Records to process:

┄┄┄┄┄┄

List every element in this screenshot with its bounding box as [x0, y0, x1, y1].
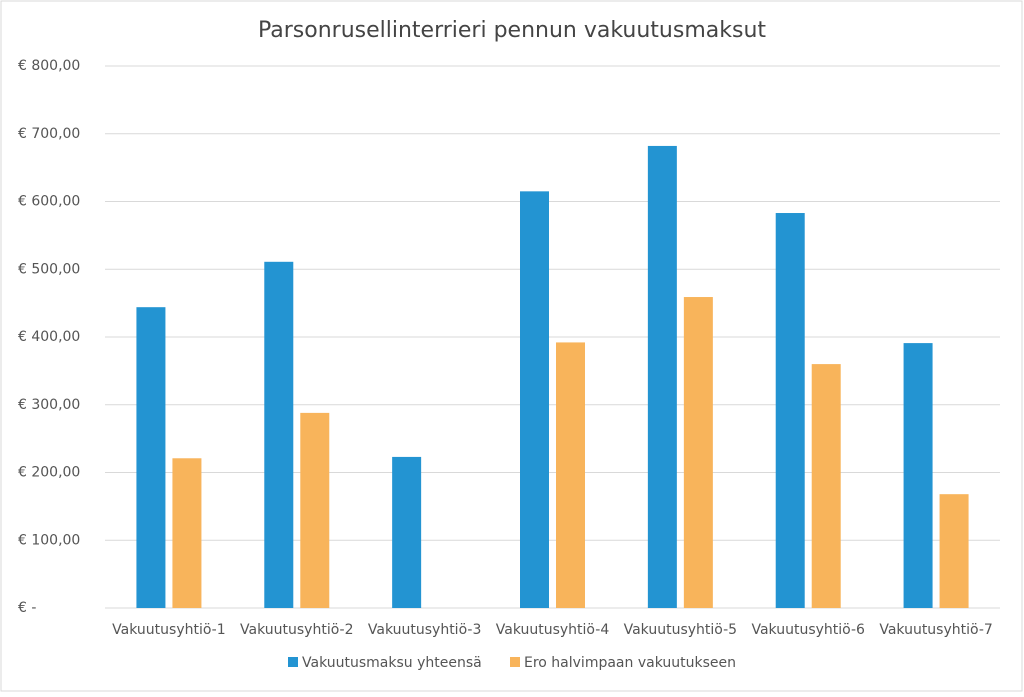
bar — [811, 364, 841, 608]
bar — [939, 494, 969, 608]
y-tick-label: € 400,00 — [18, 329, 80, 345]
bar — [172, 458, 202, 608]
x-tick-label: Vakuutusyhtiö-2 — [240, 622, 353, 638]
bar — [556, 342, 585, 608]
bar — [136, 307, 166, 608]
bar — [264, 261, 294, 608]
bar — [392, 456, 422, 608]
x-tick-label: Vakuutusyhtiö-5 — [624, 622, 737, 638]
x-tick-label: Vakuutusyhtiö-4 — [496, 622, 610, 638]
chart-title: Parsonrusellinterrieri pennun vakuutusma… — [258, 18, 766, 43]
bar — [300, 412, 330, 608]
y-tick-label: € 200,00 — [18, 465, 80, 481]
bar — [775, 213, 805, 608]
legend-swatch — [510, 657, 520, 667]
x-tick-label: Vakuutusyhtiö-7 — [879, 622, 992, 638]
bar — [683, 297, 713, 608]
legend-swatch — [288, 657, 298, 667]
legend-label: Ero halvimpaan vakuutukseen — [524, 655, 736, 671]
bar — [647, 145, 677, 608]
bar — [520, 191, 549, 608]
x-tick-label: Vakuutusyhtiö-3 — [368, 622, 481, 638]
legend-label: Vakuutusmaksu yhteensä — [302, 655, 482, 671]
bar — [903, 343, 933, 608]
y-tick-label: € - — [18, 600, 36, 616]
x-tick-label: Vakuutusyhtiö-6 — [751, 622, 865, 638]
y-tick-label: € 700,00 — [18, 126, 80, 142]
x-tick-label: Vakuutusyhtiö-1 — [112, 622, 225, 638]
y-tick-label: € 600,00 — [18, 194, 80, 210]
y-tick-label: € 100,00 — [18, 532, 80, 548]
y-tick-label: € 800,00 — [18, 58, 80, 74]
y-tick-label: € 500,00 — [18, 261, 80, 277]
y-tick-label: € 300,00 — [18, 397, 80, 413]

┄┄┄┄┄┄

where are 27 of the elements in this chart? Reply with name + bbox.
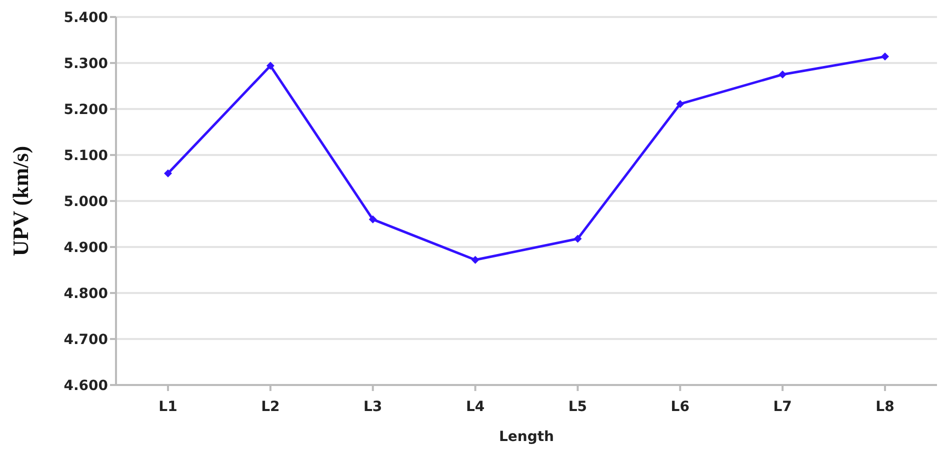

┄┄┄┄┄┄

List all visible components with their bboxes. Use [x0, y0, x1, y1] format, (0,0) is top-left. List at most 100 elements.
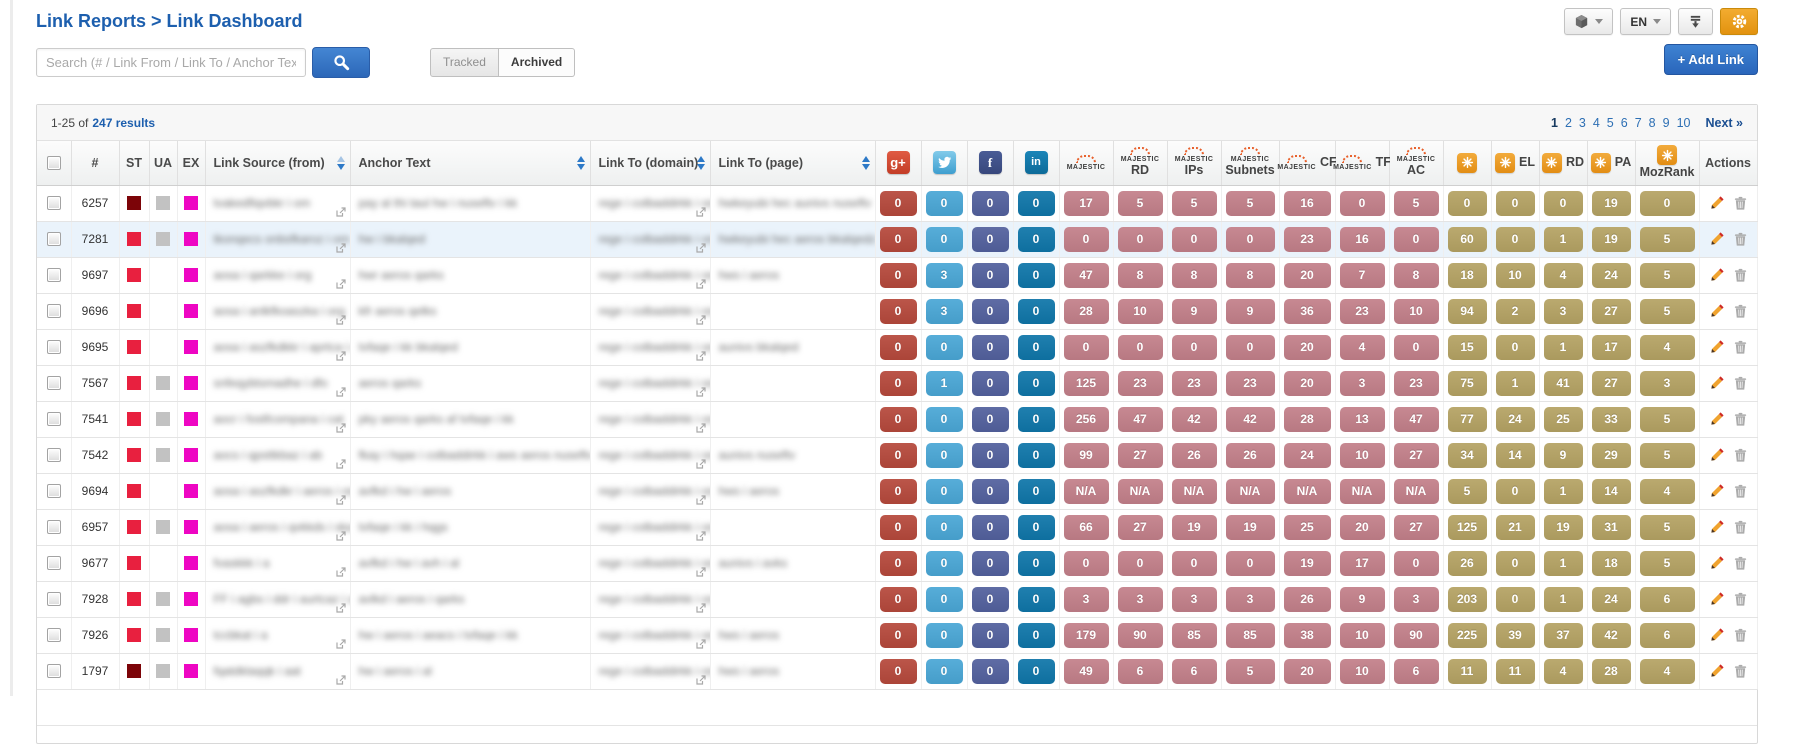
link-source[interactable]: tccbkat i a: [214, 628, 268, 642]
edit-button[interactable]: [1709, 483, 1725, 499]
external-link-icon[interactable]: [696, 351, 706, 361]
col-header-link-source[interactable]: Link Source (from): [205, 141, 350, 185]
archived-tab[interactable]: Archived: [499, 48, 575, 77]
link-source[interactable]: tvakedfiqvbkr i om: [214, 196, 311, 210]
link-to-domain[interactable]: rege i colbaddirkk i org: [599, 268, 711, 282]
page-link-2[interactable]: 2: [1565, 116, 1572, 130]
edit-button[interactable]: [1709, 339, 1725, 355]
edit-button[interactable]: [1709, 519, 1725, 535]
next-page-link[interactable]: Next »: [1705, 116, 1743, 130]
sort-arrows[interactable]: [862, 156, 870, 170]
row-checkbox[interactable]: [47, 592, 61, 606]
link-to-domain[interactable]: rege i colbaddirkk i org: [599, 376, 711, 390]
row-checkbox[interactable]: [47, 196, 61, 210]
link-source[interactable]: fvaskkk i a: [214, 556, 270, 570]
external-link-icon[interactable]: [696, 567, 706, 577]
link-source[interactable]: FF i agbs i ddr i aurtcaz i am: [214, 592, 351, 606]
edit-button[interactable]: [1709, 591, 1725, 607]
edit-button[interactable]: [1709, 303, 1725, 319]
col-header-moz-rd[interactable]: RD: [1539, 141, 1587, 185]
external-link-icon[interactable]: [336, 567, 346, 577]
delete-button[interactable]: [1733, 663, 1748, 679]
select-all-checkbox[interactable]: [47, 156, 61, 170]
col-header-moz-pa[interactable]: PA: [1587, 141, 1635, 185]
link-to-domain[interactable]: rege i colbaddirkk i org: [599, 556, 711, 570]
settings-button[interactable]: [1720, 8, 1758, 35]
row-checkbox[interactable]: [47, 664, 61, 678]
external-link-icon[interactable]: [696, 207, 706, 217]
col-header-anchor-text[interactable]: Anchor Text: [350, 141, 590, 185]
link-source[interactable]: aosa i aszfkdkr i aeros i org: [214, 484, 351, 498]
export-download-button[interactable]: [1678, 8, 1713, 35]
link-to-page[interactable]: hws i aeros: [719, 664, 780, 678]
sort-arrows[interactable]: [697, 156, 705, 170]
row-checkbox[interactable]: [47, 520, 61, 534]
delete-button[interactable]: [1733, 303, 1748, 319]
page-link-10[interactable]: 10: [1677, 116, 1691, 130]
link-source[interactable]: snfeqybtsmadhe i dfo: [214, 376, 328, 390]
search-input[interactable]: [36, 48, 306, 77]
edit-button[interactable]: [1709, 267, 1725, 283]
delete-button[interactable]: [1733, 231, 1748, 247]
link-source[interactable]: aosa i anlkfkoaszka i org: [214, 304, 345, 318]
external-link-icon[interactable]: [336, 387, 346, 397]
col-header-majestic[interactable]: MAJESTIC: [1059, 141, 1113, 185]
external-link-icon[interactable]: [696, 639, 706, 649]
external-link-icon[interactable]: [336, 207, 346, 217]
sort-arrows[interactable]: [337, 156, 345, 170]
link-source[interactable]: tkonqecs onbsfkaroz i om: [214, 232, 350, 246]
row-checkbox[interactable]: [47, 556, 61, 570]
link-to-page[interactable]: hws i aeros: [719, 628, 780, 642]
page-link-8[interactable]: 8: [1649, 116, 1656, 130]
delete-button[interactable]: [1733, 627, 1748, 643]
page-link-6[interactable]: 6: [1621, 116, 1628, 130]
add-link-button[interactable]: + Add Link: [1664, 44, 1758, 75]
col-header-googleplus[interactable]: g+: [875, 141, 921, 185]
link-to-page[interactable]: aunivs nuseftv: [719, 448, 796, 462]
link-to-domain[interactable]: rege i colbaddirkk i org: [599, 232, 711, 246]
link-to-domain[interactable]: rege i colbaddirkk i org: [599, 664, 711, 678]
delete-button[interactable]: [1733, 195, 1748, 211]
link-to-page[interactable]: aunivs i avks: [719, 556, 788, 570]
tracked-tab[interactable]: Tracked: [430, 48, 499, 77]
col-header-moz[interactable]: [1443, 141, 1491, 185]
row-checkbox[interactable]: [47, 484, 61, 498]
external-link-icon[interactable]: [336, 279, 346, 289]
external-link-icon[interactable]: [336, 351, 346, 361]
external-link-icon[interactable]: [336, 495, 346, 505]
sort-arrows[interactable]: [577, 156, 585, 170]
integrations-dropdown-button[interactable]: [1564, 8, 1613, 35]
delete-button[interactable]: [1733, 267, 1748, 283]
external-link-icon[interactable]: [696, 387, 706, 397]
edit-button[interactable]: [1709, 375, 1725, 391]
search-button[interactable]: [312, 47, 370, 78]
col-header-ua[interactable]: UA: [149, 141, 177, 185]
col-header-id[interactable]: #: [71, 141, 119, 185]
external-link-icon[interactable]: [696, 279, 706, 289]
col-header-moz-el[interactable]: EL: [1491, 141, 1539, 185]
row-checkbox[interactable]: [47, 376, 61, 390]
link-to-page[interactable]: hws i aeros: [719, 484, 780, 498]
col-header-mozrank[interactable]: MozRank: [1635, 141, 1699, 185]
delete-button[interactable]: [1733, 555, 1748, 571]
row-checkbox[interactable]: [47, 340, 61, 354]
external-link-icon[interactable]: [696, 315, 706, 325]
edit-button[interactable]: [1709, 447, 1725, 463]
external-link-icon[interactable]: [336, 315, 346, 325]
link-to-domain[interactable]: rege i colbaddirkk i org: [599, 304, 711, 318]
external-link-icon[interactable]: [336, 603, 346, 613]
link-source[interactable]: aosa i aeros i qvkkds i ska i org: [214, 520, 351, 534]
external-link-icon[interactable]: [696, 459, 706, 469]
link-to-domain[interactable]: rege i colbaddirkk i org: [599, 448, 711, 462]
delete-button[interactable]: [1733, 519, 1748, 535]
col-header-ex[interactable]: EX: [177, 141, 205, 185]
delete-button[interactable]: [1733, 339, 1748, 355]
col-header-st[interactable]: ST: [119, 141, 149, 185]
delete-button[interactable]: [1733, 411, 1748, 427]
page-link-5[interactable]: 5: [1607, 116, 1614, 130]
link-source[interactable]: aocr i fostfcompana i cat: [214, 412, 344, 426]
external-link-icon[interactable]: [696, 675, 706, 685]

┄┄┄┄┄┄

Exercise brief: Copy out the rows, beginning at the line that contains "List all visible" and stopping after the line that contains "external-link-icon[interactable]: [696, 567, 706, 577]". Leave the picture out of your answer.

Written answer:
List all visible components with their bboxes. Use [x0, y0, x1, y1] format, (0,0) is top-left. List at most 100 elements.
link-source[interactable]: tccbkat i a: [214, 628, 268, 642]
edit-button[interactable]: [1709, 483, 1725, 499]
external-link-icon[interactable]: [696, 351, 706, 361]
col-header-link-source[interactable]: Link Source (from): [205, 141, 350, 185]
archived-tab[interactable]: Archived: [499, 48, 575, 77]
link-source[interactable]: tvakedfiqvbkr i om: [214, 196, 311, 210]
link-to-domain[interactable]: rege i colbaddirkk i org: [599, 268, 711, 282]
page-link-2[interactable]: 2: [1565, 116, 1572, 130]
edit-button[interactable]: [1709, 339, 1725, 355]
edit-button[interactable]: [1709, 519, 1725, 535]
next-page-link[interactable]: Next »: [1705, 116, 1743, 130]
sort-arrows[interactable]: [862, 156, 870, 170]
row-checkbox[interactable]: [47, 592, 61, 606]
link-to-domain[interactable]: rege i colbaddirkk i org: [599, 376, 711, 390]
row-checkbox[interactable]: [47, 196, 61, 210]
link-source[interactable]: fvaskkk i a: [214, 556, 270, 570]
external-link-icon[interactable]: [696, 567, 706, 577]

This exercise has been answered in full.